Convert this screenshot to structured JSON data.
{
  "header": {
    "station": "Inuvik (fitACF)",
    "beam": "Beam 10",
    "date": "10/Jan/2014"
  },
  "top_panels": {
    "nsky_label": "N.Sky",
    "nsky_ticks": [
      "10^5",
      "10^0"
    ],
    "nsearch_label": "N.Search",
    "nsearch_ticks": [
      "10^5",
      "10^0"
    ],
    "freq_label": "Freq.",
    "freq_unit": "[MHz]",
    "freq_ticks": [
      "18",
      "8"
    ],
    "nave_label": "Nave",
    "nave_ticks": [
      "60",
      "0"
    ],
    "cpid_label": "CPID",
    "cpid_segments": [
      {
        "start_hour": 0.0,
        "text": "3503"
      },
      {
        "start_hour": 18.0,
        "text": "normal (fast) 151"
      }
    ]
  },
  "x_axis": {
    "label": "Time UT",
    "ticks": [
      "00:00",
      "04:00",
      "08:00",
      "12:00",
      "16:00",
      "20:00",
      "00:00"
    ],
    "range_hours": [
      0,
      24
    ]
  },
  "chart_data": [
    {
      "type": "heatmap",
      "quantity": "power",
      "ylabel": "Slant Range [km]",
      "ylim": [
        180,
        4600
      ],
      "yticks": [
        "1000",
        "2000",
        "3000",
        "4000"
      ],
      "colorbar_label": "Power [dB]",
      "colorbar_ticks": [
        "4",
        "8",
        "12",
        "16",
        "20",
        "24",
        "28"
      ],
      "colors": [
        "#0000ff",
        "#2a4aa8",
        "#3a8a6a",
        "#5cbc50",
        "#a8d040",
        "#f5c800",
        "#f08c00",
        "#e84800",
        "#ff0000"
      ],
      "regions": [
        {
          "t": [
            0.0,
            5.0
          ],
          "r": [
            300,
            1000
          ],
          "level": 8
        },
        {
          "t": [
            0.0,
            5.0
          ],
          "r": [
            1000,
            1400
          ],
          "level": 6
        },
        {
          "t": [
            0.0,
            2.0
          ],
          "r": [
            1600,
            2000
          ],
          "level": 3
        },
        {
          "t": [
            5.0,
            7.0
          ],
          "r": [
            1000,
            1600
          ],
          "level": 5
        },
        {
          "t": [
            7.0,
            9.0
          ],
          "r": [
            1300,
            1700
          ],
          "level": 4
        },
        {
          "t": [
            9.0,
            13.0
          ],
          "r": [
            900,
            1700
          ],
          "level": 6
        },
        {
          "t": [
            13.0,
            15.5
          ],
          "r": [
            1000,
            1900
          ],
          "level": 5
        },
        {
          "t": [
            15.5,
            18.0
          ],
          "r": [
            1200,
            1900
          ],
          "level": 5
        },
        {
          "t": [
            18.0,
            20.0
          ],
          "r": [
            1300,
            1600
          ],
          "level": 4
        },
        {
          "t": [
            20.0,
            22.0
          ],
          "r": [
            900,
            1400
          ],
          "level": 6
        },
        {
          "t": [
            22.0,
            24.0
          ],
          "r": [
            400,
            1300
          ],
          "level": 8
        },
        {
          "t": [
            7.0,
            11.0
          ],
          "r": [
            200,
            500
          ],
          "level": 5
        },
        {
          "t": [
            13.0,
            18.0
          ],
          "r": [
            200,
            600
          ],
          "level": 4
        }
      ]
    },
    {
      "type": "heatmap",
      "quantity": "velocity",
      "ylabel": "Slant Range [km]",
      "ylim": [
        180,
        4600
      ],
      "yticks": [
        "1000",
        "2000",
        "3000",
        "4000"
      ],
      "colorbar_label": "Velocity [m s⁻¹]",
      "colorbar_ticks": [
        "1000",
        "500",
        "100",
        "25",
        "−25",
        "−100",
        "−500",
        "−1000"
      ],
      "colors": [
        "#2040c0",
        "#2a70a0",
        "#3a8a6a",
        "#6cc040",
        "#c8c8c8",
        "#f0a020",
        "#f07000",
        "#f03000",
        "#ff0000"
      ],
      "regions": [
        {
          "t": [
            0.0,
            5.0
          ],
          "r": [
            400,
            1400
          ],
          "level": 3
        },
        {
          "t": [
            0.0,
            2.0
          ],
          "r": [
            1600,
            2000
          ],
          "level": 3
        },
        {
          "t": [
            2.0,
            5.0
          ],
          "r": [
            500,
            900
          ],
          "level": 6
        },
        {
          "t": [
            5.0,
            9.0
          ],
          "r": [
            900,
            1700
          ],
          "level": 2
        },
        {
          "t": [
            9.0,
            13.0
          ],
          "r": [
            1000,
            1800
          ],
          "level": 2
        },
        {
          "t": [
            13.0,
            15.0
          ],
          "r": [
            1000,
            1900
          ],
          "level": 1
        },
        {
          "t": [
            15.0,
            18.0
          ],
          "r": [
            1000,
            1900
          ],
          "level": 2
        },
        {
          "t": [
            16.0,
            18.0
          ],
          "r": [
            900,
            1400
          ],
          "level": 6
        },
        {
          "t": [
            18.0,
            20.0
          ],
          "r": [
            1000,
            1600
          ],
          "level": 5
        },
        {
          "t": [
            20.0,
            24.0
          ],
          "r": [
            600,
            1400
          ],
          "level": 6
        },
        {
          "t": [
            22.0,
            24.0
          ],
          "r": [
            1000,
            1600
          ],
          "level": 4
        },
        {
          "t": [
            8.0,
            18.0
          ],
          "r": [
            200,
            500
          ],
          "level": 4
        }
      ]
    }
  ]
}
------------------------------------
The exercise:
Return every entry exactly as given.

Written reply:
Convert this screenshot to structured JSON data.
{
  "header": {
    "station": "Inuvik (fitACF)",
    "beam": "Beam 10",
    "date": "10/Jan/2014"
  },
  "top_panels": {
    "nsky_label": "N.Sky",
    "nsky_ticks": [
      "10^5",
      "10^0"
    ],
    "nsearch_label": "N.Search",
    "nsearch_ticks": [
      "10^5",
      "10^0"
    ],
    "freq_label": "Freq.",
    "freq_unit": "[MHz]",
    "freq_ticks": [
      "18",
      "8"
    ],
    "nave_label": "Nave",
    "nave_ticks": [
      "60",
      "0"
    ],
    "cpid_label": "CPID",
    "cpid_segments": [
      {
        "start_hour": 0.0,
        "text": "3503"
      },
      {
        "start_hour": 18.0,
        "text": "normal (fast) 151"
      }
    ]
  },
  "x_axis": {
    "label": "Time UT",
    "ticks": [
      "00:00",
      "04:00",
      "08:00",
      "12:00",
      "16:00",
      "20:00",
      "00:00"
    ],
    "range_hours": [
      0,
      24
    ]
  },
  "chart_data": [
    {
      "type": "heatmap",
      "quantity": "power",
      "ylabel": "Slant Range [km]",
      "ylim": [
        180,
        4600
      ],
      "yticks": [
        "1000",
        "2000",
        "3000",
        "4000"
      ],
      "colorbar_label": "Power [dB]",
      "colorbar_ticks": [
        "4",
        "8",
        "12",
        "16",
        "20",
        "24",
        "28"
      ],
      "colors": [
        "#0000ff",
        "#2a4aa8",
        "#3a8a6a",
        "#5cbc50",
        "#a8d040",
        "#f5c800",
        "#f08c00",
        "#e84800",
        "#ff0000"
      ],
      "regions": [
        {
          "t": [
            0.0,
            5.0
          ],
          "r": [
            300,
            1000
          ],
          "level": 8
        },
        {
          "t": [
            0.0,
            5.0
          ],
          "r": [
            1000,
            1400
          ],
          "level": 6
        },
        {
          "t": [
            0.0,
            2.0
          ],
          "r": [
            1600,
            2000
          ],
          "level": 3
        },
        {
          "t": [
            5.0,
            7.0
          ],
          "r": [
            1000,
            1600
          ],
          "level": 5
        },
        {
          "t": [
            7.0,
            9.0
          ],
          "r": [
            1300,
            1700
          ],
          "level": 4
        },
        {
          "t": [
            9.0,
            13.0
          ],
          "r": [
            900,
            1700
          ],
          "level": 6
        },
        {
          "t": [
            13.0,
            15.5
          ],
          "r": [
            1000,
            1900
          ],
          "level": 5
        },
        {
          "t": [
            15.5,
            18.0
          ],
          "r": [
            1200,
            1900
          ],
          "level": 5
        },
        {
          "t": [
            18.0,
            20.0
          ],
          "r": [
            1300,
            1600
          ],
          "level": 4
        },
        {
          "t": [
            20.0,
            22.0
          ],
          "r": [
            900,
            1400
          ],
          "level": 6
        },
        {
          "t": [
            22.0,
            24.0
          ],
          "r": [
            400,
            1300
          ],
          "level": 8
        },
        {
          "t": [
            7.0,
            11.0
          ],
          "r": [
            200,
            500
          ],
          "level": 5
        },
        {
          "t": [
            13.0,
            18.0
          ],
          "r": [
            200,
            600
          ],
          "level": 4
        }
      ]
    },
    {
      "type": "heatmap",
      "quantity": "velocity",
      "ylabel": "Slant Range [km]",
      "ylim": [
        180,
        4600
      ],
      "yticks": [
        "1000",
        "2000",
        "3000",
        "4000"
      ],
      "colorbar_label": "Velocity [m s⁻¹]",
      "colorbar_ticks": [
        "1000",
        "500",
        "100",
        "25",
        "−25",
        "−100",
        "−500",
        "−1000"
      ],
      "colors": [
        "#2040c0",
        "#2a70a0",
        "#3a8a6a",
        "#6cc040",
        "#c8c8c8",
        "#f0a020",
        "#f07000",
        "#f03000",
        "#ff0000"
      ],
      "regions": [
        {
          "t": [
            0.0,
            5.0
          ],
          "r": [
            400,
            1400
          ],
          "level": 3
        },
        {
          "t": [
            0.0,
            2.0
          ],
          "r": [
            1600,
            2000
          ],
          "level": 3
        },
        {
          "t": [
            2.0,
            5.0
          ],
          "r": [
            500,
            900
          ],
          "level": 6
        },
        {
          "t": [
            5.0,
            9.0
          ],
          "r": [
            900,
            1700
          ],
          "level": 2
        },
        {
          "t": [
            9.0,
            13.0
          ],
          "r": [
            1000,
            1800
          ],
          "level": 2
        },
        {
          "t": [
            13.0,
            15.0
          ],
          "r": [
            1000,
            1900
          ],
          "level": 1
        },
        {
          "t": [
            15.0,
            18.0
          ],
          "r": [
            1000,
            1900
          ],
          "level": 2
        },
        {
          "t": [
            16.0,
            18.0
          ],
          "r": [
            900,
            1400
          ],
          "level": 6
        },
        {
          "t": [
            18.0,
            20.0
          ],
          "r": [
            1000,
            1600
          ],
          "level": 5
        },
        {
          "t": [
            20.0,
            24.0
          ],
          "r": [
            600,
            1400
          ],
          "level": 6
        },
        {
          "t": [
            22.0,
            24.0
          ],
          "r": [
            1000,
            1600
          ],
          "level": 4
        },
        {
          "t": [
            8.0,
            18.0
          ],
          "r": [
            200,
            500
          ],
          "level": 4
        }
      ]
    }
  ]
}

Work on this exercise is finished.